Task list |
(A) In the code review comment, list the process methods that stop_grpc_server is required to reference.
(B) Transcribe the part of the code review comment starting at "- Around line 82-100: The" and ending at "(proc, env).".

Document extract |

In `@python/cuopt/cuopt/tests/linear_programming/grpc_server_fixtures.py`:
- Around line 115-122: Update stop_grpc_server to avoid signaling a process that
already exited: check proc.poll() first and if it is not None just call
proc.wait() (or reap exit code) instead of proc.send_signal(signal.SIGTERM);
only call proc.send_signal(signal.SIGTERM) and the subsequent
proc.wait(timeout=5)/proc.kill() logic when proc.poll() returns None (process
still running). Ensure the function references proc.poll, proc.send_signal,
proc.wait, and proc.kill as described so teardown won't convert a test crash
into a teardown error.
- Around line 82-100: The start_grpc_server function launches cuopt_grpc_server
with the inherited environment; call the test helper cpu_only_env() to get the
sanitized environment, pass it into subprocess.Popen via the env=... parameter,
and return the proc and the env tuple as the docstring promises; update the
Popen call in start_grpc_server (which locates the binary via find_grpc_server)
to include env=cpu_only_env() (store it in a variable like env) and return
(proc, env).

In `@python/cuopt/cuopt/tests/linear_programming/test_grpc_client.py`:
- Around line 41-168: The tests only cover happy paths; add non-happy-path unit
tests in python/cuopt/cuopt/tests/linear_programming/test_grpc_client.py that
exercise client.delete, client.result, and client.logs for error scenarios: (1)

[Element location data]
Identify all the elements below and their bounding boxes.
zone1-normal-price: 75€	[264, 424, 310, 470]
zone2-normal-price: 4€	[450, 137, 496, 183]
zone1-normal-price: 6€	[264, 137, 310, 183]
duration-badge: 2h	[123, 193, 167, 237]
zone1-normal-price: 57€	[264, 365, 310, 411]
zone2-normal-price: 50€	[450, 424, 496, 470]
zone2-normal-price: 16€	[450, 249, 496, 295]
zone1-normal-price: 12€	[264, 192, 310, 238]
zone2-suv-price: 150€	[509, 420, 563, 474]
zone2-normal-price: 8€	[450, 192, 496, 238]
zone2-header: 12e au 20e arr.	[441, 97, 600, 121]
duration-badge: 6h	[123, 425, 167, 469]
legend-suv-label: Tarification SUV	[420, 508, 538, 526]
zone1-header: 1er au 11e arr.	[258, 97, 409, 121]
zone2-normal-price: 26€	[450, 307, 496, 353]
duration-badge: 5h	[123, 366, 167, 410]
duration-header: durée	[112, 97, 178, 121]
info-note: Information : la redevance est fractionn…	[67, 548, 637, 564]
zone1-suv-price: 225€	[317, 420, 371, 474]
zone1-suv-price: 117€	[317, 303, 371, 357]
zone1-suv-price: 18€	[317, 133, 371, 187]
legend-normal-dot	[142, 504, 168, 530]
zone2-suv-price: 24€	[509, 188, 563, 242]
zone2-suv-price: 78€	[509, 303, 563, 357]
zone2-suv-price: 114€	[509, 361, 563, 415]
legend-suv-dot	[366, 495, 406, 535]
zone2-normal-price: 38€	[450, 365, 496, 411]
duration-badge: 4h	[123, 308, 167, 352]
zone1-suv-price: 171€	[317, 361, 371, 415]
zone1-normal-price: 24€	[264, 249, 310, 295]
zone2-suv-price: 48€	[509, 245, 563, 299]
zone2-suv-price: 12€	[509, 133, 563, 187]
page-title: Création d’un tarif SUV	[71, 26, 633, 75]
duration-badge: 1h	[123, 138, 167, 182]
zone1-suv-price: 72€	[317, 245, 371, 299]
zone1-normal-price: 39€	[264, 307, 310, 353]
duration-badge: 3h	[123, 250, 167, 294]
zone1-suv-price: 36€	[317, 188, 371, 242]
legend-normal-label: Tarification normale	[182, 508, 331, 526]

Solutions for each task |
(A) proc.poll, proc.send_signal, proc.wait, proc.kill

(B)
- Around line 82-100: The start_grpc_server function launches cuopt_grpc_server
with the inherited environment; call the test helper cpu_only_env() to get the
sanitized environment, pass it into subprocess.Popen via the env=... parameter,
and return the proc and the env tuple as the docstring promises; update the
Popen call in start_grpc_server (which locates the binary via find_grpc_server)
to include env=cpu_only_env() (store it in a variable like env) and return
(proc, env).